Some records
* * *

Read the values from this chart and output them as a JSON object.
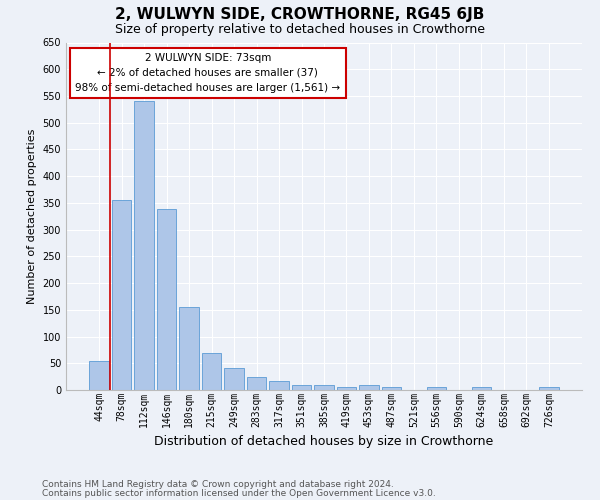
{
  "title": "2, WULWYN SIDE, CROWTHORNE, RG45 6JB",
  "subtitle": "Size of property relative to detached houses in Crowthorne",
  "xlabel": "Distribution of detached houses by size in Crowthorne",
  "ylabel": "Number of detached properties",
  "bar_labels": [
    "44sqm",
    "78sqm",
    "112sqm",
    "146sqm",
    "180sqm",
    "215sqm",
    "249sqm",
    "283sqm",
    "317sqm",
    "351sqm",
    "385sqm",
    "419sqm",
    "453sqm",
    "487sqm",
    "521sqm",
    "556sqm",
    "590sqm",
    "624sqm",
    "658sqm",
    "692sqm",
    "726sqm"
  ],
  "bar_values": [
    55,
    355,
    540,
    338,
    155,
    70,
    42,
    25,
    17,
    10,
    10,
    5,
    10,
    5,
    0,
    5,
    0,
    5,
    0,
    0,
    5
  ],
  "bar_color": "#aec6e8",
  "bar_edge_color": "#5b9bd5",
  "highlight_line_color": "#cc0000",
  "annotation_text": "2 WULWYN SIDE: 73sqm\n← 2% of detached houses are smaller (37)\n98% of semi-detached houses are larger (1,561) →",
  "annotation_box_color": "#cc0000",
  "ylim": [
    0,
    650
  ],
  "yticks": [
    0,
    50,
    100,
    150,
    200,
    250,
    300,
    350,
    400,
    450,
    500,
    550,
    600,
    650
  ],
  "background_color": "#edf1f8",
  "grid_color": "#ffffff",
  "footer_line1": "Contains HM Land Registry data © Crown copyright and database right 2024.",
  "footer_line2": "Contains public sector information licensed under the Open Government Licence v3.0.",
  "title_fontsize": 11,
  "subtitle_fontsize": 9,
  "xlabel_fontsize": 9,
  "ylabel_fontsize": 8,
  "tick_fontsize": 7,
  "footer_fontsize": 6.5,
  "annotation_fontsize": 7.5
}
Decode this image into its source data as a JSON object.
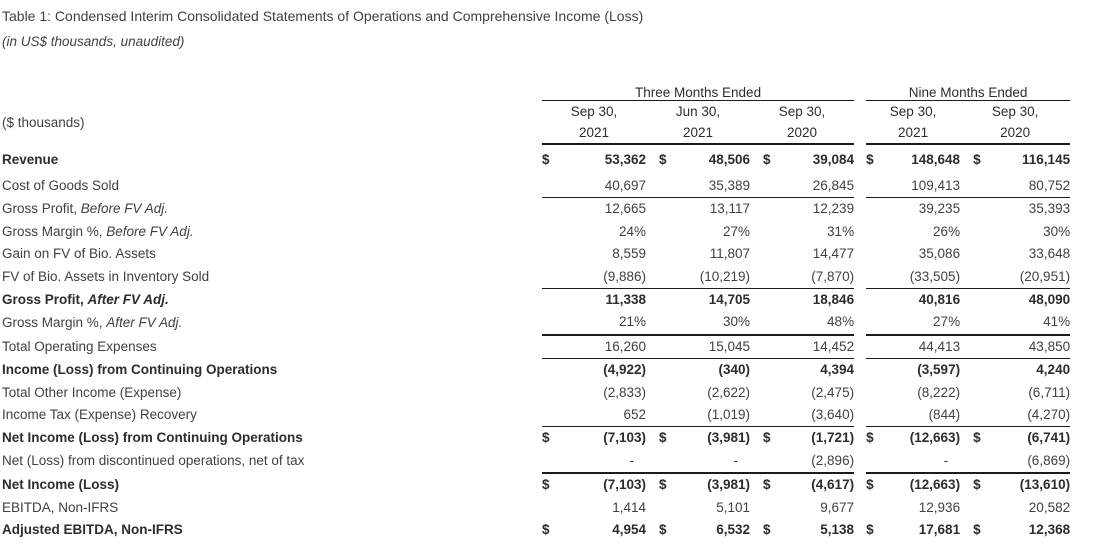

* * *

Stated exercise: Repeat each line of the records above exactly, but do not copy the pictures.

Task output:
Read the values from this chart and output them as a JSON object.
{
  "title": "2, WULWYN SIDE, CROWTHORNE, RG45 6JB",
  "subtitle": "Size of property relative to detached houses in Crowthorne",
  "xlabel": "Distribution of detached houses by size in Crowthorne",
  "ylabel": "Number of detached properties",
  "bar_labels": [
    "44sqm",
    "78sqm",
    "112sqm",
    "146sqm",
    "180sqm",
    "215sqm",
    "249sqm",
    "283sqm",
    "317sqm",
    "351sqm",
    "385sqm",
    "419sqm",
    "453sqm",
    "487sqm",
    "521sqm",
    "556sqm",
    "590sqm",
    "624sqm",
    "658sqm",
    "692sqm",
    "726sqm"
  ],
  "bar_values": [
    55,
    355,
    540,
    338,
    155,
    70,
    42,
    25,
    17,
    10,
    10,
    5,
    10,
    5,
    0,
    5,
    0,
    5,
    0,
    0,
    5
  ],
  "bar_color": "#aec6e8",
  "bar_edge_color": "#5b9bd5",
  "highlight_line_color": "#cc0000",
  "annotation_text": "2 WULWYN SIDE: 73sqm\n← 2% of detached houses are smaller (37)\n98% of semi-detached houses are larger (1,561) →",
  "annotation_box_color": "#cc0000",
  "ylim": [
    0,
    650
  ],
  "yticks": [
    0,
    50,
    100,
    150,
    200,
    250,
    300,
    350,
    400,
    450,
    500,
    550,
    600,
    650
  ],
  "background_color": "#edf1f8",
  "grid_color": "#ffffff",
  "footer_line1": "Contains HM Land Registry data © Crown copyright and database right 2024.",
  "footer_line2": "Contains public sector information licensed under the Open Government Licence v3.0.",
  "title_fontsize": 11,
  "subtitle_fontsize": 9,
  "xlabel_fontsize": 9,
  "ylabel_fontsize": 8,
  "tick_fontsize": 7,
  "footer_fontsize": 6.5,
  "annotation_fontsize": 7.5
}
Decode this image into its source data as a JSON object.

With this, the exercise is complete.